Return all lines below containing the word "Social".

Excerpt from a dataset
▼
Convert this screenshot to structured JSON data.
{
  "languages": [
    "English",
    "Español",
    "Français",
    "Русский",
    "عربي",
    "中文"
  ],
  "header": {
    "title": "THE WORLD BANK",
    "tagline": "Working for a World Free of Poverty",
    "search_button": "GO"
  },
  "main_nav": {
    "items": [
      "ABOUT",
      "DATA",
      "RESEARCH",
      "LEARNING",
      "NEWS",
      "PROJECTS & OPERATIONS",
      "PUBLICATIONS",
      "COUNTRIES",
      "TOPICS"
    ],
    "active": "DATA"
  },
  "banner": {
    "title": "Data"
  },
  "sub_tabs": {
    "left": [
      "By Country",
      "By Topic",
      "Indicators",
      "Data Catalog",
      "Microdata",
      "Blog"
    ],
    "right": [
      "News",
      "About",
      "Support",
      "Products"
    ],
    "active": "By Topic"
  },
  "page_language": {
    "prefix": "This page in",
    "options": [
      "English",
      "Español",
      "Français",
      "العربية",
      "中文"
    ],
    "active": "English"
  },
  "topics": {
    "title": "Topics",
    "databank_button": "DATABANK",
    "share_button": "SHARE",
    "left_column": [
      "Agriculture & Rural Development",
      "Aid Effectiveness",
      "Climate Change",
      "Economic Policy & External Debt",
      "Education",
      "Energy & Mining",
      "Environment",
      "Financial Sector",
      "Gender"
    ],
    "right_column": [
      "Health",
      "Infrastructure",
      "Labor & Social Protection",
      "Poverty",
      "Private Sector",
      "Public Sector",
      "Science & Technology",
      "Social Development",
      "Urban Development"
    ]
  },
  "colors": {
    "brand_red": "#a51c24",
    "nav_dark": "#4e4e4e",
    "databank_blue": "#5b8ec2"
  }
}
▲
◆ **Answer to the task**:
      "Labor & Social Protection",
      "Social Development",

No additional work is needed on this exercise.